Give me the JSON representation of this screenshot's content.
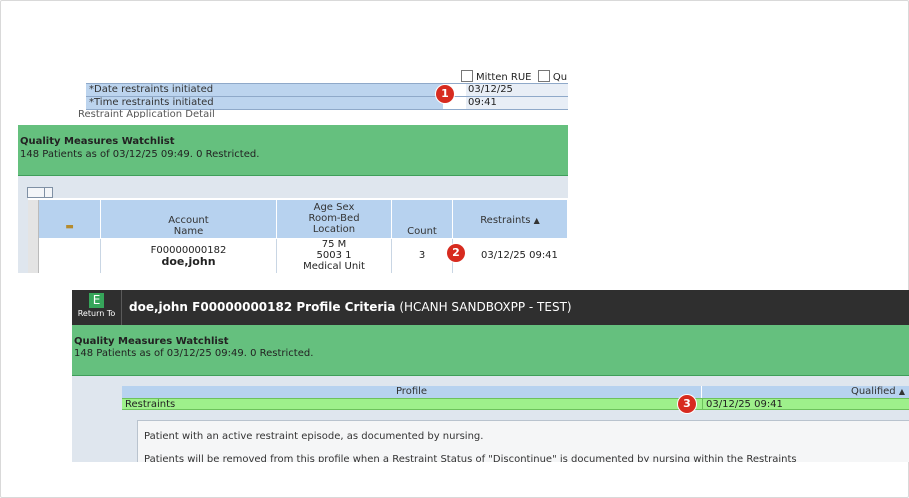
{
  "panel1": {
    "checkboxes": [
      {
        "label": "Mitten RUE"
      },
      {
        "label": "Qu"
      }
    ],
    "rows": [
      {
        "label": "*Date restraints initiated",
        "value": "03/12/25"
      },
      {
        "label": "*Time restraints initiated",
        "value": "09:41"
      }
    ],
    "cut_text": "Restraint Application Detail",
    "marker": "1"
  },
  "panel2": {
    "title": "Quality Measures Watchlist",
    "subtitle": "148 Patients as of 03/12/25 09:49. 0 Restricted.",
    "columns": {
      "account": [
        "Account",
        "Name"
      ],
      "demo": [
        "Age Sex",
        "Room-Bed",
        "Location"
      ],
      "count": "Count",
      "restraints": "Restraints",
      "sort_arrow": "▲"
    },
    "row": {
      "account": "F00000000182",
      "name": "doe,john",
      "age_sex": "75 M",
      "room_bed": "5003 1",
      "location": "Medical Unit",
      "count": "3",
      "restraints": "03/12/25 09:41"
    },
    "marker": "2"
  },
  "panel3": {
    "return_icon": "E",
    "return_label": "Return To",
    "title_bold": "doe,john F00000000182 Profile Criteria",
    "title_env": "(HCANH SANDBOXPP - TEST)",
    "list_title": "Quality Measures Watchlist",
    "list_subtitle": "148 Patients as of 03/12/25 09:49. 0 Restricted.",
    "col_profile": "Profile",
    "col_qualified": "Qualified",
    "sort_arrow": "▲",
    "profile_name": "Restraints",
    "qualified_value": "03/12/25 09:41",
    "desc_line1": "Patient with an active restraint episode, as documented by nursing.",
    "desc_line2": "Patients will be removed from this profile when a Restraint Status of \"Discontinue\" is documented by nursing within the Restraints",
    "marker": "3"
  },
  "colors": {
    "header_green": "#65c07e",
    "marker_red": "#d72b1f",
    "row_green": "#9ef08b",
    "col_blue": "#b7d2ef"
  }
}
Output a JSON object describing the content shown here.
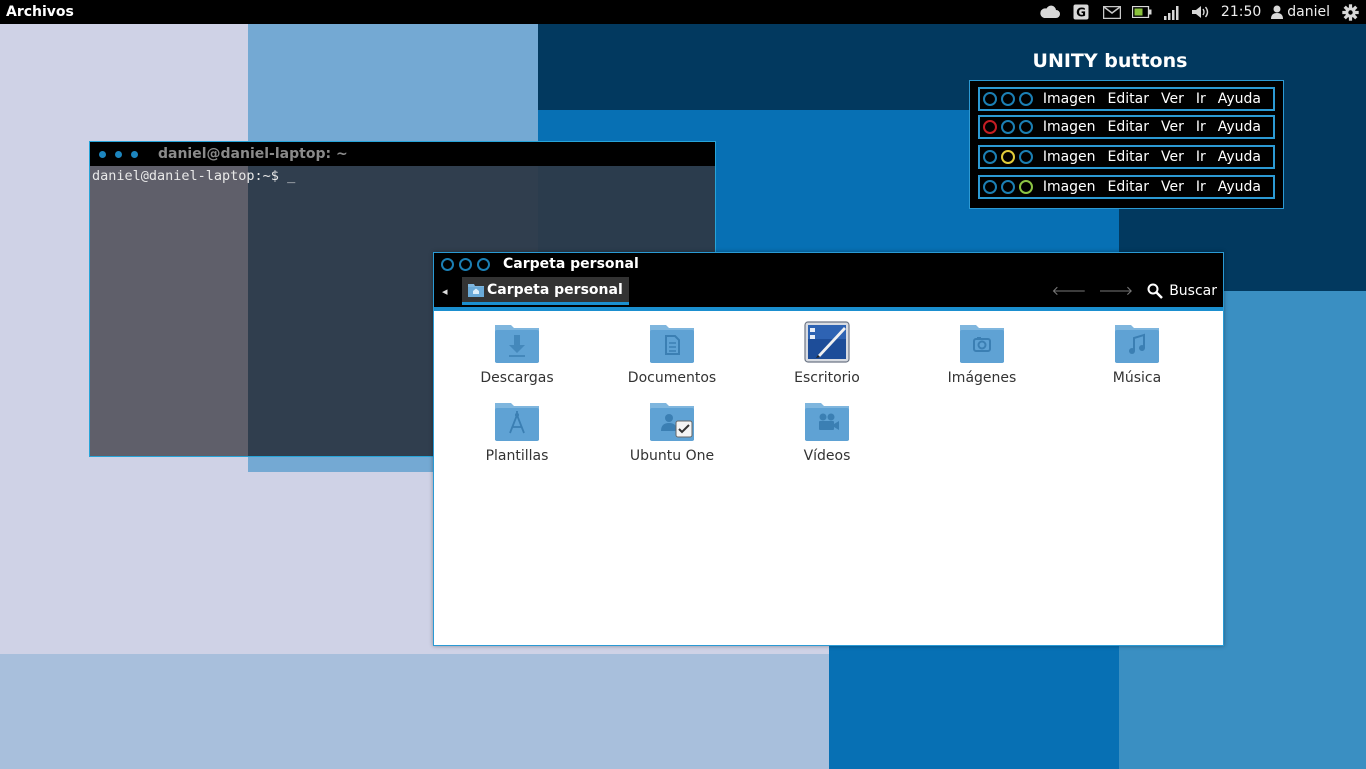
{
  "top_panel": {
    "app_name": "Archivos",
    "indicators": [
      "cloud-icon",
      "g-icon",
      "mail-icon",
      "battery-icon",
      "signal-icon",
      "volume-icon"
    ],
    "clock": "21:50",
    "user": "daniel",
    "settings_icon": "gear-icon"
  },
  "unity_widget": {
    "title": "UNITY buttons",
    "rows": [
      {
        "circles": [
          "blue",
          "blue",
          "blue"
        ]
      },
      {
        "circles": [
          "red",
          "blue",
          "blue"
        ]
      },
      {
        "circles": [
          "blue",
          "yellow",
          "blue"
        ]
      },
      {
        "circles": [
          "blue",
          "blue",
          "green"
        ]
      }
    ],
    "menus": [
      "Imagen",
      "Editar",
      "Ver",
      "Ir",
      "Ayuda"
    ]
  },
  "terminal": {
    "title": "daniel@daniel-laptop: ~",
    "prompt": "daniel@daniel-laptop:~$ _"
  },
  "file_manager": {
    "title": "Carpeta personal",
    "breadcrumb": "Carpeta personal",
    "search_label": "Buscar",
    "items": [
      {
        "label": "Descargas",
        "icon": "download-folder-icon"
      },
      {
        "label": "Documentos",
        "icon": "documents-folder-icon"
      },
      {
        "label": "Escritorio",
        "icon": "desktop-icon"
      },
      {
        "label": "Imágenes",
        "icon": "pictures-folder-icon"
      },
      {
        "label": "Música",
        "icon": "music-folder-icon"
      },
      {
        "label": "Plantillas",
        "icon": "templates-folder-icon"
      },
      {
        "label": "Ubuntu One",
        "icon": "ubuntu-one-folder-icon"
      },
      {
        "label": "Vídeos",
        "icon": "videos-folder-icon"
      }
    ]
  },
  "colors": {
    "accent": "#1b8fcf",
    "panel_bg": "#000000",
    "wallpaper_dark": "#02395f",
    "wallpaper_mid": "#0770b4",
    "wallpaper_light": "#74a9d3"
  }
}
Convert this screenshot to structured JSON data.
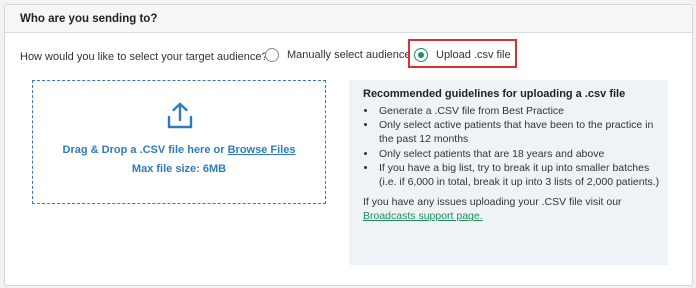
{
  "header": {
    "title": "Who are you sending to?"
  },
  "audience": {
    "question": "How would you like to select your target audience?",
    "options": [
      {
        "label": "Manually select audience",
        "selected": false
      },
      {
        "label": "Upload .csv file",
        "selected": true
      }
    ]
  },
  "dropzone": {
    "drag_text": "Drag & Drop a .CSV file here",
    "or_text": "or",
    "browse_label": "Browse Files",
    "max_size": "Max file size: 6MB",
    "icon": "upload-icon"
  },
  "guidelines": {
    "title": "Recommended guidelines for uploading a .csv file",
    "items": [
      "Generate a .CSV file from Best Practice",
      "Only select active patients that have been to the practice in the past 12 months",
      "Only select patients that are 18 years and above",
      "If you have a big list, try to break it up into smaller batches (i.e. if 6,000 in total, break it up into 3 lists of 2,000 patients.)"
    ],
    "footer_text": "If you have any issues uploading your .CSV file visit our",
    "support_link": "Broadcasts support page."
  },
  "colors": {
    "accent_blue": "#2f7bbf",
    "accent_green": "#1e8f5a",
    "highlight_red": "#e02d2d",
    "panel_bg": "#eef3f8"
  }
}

## TASK TO COMPLETE
Filter the entries above down to the lines containing the word "active".

## FINISHED EXERCISE
    "desc_line1": "Patient with an active restraint episode, as documented by nursing.",
      "Only select active patients that have been to the practice in the past 12 months",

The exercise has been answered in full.